* _Problem statement_: Reproduce the material in full, exactly as written.

Excerpt from a dataset

::::::

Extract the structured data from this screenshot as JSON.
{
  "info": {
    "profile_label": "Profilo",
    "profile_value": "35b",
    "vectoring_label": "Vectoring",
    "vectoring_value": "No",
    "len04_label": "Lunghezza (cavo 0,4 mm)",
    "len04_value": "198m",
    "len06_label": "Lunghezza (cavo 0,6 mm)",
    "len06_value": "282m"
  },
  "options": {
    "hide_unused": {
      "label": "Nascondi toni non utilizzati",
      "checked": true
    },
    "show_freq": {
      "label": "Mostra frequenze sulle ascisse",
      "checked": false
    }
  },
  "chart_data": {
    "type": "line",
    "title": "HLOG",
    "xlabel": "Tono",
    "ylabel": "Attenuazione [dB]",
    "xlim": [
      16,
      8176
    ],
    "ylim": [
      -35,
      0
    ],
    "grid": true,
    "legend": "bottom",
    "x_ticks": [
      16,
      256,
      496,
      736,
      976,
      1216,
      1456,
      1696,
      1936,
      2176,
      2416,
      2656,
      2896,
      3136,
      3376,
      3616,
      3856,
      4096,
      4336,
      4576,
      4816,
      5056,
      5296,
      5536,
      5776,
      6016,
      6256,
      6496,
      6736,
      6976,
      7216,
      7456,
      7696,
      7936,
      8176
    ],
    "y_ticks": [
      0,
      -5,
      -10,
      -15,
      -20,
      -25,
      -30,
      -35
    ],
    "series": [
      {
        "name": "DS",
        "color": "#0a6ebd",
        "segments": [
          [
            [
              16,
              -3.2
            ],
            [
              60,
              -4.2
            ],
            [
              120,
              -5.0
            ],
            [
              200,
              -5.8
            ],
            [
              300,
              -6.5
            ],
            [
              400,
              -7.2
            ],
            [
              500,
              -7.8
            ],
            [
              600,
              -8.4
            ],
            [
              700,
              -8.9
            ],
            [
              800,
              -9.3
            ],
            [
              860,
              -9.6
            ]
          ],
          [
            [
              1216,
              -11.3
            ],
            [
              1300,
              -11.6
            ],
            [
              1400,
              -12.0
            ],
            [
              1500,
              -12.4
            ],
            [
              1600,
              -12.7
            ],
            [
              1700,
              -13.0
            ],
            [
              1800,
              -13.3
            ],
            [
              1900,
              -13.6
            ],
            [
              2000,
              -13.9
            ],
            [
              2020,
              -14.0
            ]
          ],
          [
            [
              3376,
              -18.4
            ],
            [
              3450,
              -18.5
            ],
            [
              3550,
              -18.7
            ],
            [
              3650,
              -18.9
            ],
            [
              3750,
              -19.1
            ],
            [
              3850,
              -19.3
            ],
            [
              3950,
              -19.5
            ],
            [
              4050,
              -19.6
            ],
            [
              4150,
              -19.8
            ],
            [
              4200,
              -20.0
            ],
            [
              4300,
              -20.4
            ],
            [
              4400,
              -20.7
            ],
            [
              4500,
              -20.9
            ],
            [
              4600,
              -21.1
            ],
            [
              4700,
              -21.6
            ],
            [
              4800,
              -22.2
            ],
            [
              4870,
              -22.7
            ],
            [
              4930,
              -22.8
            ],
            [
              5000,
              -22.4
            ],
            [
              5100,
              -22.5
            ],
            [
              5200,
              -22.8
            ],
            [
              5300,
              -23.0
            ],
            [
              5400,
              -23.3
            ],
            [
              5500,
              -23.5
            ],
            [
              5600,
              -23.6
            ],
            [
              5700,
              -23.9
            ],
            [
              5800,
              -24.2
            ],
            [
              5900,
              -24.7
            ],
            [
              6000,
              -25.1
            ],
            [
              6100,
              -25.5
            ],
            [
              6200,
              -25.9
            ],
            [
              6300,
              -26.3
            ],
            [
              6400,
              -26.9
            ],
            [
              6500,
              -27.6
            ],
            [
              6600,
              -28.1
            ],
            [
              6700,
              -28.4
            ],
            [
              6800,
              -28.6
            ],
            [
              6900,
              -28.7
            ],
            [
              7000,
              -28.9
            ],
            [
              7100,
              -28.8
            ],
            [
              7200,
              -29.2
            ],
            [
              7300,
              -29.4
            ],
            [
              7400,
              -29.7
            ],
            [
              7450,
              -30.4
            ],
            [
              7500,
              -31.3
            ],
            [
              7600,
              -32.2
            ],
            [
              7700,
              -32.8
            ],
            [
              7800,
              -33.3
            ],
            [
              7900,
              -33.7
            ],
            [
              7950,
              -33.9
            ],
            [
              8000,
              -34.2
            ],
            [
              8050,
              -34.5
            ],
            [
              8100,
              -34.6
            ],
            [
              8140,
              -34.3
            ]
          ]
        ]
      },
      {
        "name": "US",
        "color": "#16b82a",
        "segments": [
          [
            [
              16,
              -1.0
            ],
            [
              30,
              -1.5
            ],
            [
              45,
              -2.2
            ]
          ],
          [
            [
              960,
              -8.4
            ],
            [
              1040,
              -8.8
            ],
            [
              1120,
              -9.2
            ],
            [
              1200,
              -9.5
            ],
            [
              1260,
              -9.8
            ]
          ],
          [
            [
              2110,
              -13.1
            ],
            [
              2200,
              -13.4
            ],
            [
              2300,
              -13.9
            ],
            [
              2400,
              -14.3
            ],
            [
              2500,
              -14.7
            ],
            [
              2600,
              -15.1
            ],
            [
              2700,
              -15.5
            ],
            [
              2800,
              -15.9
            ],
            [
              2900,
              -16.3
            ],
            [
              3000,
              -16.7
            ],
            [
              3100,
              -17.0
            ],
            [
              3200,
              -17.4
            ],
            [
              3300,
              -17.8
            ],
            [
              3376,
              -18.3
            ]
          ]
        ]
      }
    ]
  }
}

::::::

* _Reply_:
Extract the structured data from this screenshot as JSON.
{
  "info": {
    "profile_label": "Profilo",
    "profile_value": "35b",
    "vectoring_label": "Vectoring",
    "vectoring_value": "No",
    "len04_label": "Lunghezza (cavo 0,4 mm)",
    "len04_value": "198m",
    "len06_label": "Lunghezza (cavo 0,6 mm)",
    "len06_value": "282m"
  },
  "options": {
    "hide_unused": {
      "label": "Nascondi toni non utilizzati",
      "checked": true
    },
    "show_freq": {
      "label": "Mostra frequenze sulle ascisse",
      "checked": false
    }
  },
  "chart_data": {
    "type": "line",
    "title": "HLOG",
    "xlabel": "Tono",
    "ylabel": "Attenuazione [dB]",
    "xlim": [
      16,
      8176
    ],
    "ylim": [
      -35,
      0
    ],
    "grid": true,
    "legend": "bottom",
    "x_ticks": [
      16,
      256,
      496,
      736,
      976,
      1216,
      1456,
      1696,
      1936,
      2176,
      2416,
      2656,
      2896,
      3136,
      3376,
      3616,
      3856,
      4096,
      4336,
      4576,
      4816,
      5056,
      5296,
      5536,
      5776,
      6016,
      6256,
      6496,
      6736,
      6976,
      7216,
      7456,
      7696,
      7936,
      8176
    ],
    "y_ticks": [
      0,
      -5,
      -10,
      -15,
      -20,
      -25,
      -30,
      -35
    ],
    "series": [
      {
        "name": "DS",
        "color": "#0a6ebd",
        "segments": [
          [
            [
              16,
              -3.2
            ],
            [
              60,
              -4.2
            ],
            [
              120,
              -5.0
            ],
            [
              200,
              -5.8
            ],
            [
              300,
              -6.5
            ],
            [
              400,
              -7.2
            ],
            [
              500,
              -7.8
            ],
            [
              600,
              -8.4
            ],
            [
              700,
              -8.9
            ],
            [
              800,
              -9.3
            ],
            [
              860,
              -9.6
            ]
          ],
          [
            [
              1216,
              -11.3
            ],
            [
              1300,
              -11.6
            ],
            [
              1400,
              -12.0
            ],
            [
              1500,
              -12.4
            ],
            [
              1600,
              -12.7
            ],
            [
              1700,
              -13.0
            ],
            [
              1800,
              -13.3
            ],
            [
              1900,
              -13.6
            ],
            [
              2000,
              -13.9
            ],
            [
              2020,
              -14.0
            ]
          ],
          [
            [
              3376,
              -18.4
            ],
            [
              3450,
              -18.5
            ],
            [
              3550,
              -18.7
            ],
            [
              3650,
              -18.9
            ],
            [
              3750,
              -19.1
            ],
            [
              3850,
              -19.3
            ],
            [
              3950,
              -19.5
            ],
            [
              4050,
              -19.6
            ],
            [
              4150,
              -19.8
            ],
            [
              4200,
              -20.0
            ],
            [
              4300,
              -20.4
            ],
            [
              4400,
              -20.7
            ],
            [
              4500,
              -20.9
            ],
            [
              4600,
              -21.1
            ],
            [
              4700,
              -21.6
            ],
            [
              4800,
              -22.2
            ],
            [
              4870,
              -22.7
            ],
            [
              4930,
              -22.8
            ],
            [
              5000,
              -22.4
            ],
            [
              5100,
              -22.5
            ],
            [
              5200,
              -22.8
            ],
            [
              5300,
              -23.0
            ],
            [
              5400,
              -23.3
            ],
            [
              5500,
              -23.5
            ],
            [
              5600,
              -23.6
            ],
            [
              5700,
              -23.9
            ],
            [
              5800,
              -24.2
            ],
            [
              5900,
              -24.7
            ],
            [
              6000,
              -25.1
            ],
            [
              6100,
              -25.5
            ],
            [
              6200,
              -25.9
            ],
            [
              6300,
              -26.3
            ],
            [
              6400,
              -26.9
            ],
            [
              6500,
              -27.6
            ],
            [
              6600,
              -28.1
            ],
            [
              6700,
              -28.4
            ],
            [
              6800,
              -28.6
            ],
            [
              6900,
              -28.7
            ],
            [
              7000,
              -28.9
            ],
            [
              7100,
              -28.8
            ],
            [
              7200,
              -29.2
            ],
            [
              7300,
              -29.4
            ],
            [
              7400,
              -29.7
            ],
            [
              7450,
              -30.4
            ],
            [
              7500,
              -31.3
            ],
            [
              7600,
              -32.2
            ],
            [
              7700,
              -32.8
            ],
            [
              7800,
              -33.3
            ],
            [
              7900,
              -33.7
            ],
            [
              7950,
              -33.9
            ],
            [
              8000,
              -34.2
            ],
            [
              8050,
              -34.5
            ],
            [
              8100,
              -34.6
            ],
            [
              8140,
              -34.3
            ]
          ]
        ]
      },
      {
        "name": "US",
        "color": "#16b82a",
        "segments": [
          [
            [
              16,
              -1.0
            ],
            [
              30,
              -1.5
            ],
            [
              45,
              -2.2
            ]
          ],
          [
            [
              960,
              -8.4
            ],
            [
              1040,
              -8.8
            ],
            [
              1120,
              -9.2
            ],
            [
              1200,
              -9.5
            ],
            [
              1260,
              -9.8
            ]
          ],
          [
            [
              2110,
              -13.1
            ],
            [
              2200,
              -13.4
            ],
            [
              2300,
              -13.9
            ],
            [
              2400,
              -14.3
            ],
            [
              2500,
              -14.7
            ],
            [
              2600,
              -15.1
            ],
            [
              2700,
              -15.5
            ],
            [
              2800,
              -15.9
            ],
            [
              2900,
              -16.3
            ],
            [
              3000,
              -16.7
            ],
            [
              3100,
              -17.0
            ],
            [
              3200,
              -17.4
            ],
            [
              3300,
              -17.8
            ],
            [
              3376,
              -18.3
            ]
          ]
        ]
      }
    ]
  }
}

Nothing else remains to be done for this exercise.